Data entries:
____________________

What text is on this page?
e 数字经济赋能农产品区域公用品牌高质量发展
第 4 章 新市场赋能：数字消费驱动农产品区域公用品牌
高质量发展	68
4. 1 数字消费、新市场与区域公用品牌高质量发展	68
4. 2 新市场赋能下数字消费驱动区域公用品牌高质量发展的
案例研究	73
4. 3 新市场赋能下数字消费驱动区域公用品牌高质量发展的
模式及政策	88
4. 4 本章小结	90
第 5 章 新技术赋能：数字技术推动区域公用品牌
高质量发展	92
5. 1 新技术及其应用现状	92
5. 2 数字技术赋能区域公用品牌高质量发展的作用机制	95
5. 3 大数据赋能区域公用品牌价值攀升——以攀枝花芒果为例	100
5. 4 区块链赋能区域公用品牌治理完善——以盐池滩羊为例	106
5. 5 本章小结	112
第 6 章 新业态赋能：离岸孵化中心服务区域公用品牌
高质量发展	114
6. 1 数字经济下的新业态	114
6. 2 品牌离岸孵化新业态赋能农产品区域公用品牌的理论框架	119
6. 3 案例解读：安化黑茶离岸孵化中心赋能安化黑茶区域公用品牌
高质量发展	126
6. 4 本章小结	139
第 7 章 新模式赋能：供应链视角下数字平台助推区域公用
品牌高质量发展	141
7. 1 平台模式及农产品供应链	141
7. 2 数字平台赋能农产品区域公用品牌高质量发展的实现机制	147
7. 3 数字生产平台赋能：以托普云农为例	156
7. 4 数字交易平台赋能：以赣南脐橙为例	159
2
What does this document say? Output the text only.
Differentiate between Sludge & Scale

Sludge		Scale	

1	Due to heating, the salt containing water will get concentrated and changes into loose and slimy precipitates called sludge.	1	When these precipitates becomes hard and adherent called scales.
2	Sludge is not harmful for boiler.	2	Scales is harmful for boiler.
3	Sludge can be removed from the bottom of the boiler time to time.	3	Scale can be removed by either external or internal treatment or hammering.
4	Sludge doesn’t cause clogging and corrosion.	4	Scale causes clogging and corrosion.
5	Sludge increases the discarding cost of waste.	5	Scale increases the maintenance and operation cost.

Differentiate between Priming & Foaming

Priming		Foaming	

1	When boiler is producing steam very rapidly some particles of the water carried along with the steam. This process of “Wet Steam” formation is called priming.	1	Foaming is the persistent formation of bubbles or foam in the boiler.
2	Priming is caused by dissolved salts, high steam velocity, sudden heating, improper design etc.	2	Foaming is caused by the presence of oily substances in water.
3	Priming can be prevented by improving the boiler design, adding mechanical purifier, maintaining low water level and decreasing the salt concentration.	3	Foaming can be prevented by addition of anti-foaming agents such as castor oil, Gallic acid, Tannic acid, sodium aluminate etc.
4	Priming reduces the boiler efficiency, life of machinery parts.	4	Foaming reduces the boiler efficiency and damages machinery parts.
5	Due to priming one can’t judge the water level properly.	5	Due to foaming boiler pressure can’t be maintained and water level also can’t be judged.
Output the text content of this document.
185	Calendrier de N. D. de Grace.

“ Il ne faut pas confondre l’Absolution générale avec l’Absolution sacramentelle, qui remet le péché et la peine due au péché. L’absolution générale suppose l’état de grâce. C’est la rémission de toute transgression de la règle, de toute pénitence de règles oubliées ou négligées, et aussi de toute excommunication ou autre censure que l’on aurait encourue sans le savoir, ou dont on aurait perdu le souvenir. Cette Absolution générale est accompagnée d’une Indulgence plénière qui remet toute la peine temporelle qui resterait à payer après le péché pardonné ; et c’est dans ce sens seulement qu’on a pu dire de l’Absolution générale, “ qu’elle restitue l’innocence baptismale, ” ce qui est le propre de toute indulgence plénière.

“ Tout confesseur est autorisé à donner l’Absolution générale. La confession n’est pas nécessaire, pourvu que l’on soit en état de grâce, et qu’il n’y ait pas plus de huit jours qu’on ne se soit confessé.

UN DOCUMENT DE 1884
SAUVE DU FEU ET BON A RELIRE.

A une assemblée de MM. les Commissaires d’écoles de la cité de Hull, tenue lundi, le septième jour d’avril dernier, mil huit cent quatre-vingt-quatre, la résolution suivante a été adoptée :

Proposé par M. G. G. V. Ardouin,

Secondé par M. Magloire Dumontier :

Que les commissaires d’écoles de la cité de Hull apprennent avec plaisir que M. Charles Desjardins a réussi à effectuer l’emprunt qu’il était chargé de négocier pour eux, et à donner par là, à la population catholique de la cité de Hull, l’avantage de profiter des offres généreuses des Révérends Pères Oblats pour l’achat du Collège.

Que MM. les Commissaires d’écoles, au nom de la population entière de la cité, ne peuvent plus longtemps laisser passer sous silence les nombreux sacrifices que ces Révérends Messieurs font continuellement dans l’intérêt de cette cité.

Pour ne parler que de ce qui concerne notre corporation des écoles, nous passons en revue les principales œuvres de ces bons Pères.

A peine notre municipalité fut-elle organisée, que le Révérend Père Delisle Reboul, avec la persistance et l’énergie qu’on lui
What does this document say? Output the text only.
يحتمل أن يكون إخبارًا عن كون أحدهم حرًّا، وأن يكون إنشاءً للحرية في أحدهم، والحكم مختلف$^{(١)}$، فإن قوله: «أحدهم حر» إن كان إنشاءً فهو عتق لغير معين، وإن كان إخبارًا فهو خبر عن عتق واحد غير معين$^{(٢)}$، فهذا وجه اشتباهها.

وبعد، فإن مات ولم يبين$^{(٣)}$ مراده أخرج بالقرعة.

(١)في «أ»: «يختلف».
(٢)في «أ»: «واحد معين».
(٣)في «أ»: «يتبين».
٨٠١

____________________

* Your task
In the entries above, find every line with the word "Differentiate" and list it.

* Reply
Differentiate between Sludge & Scale
Differentiate between Priming & Foaming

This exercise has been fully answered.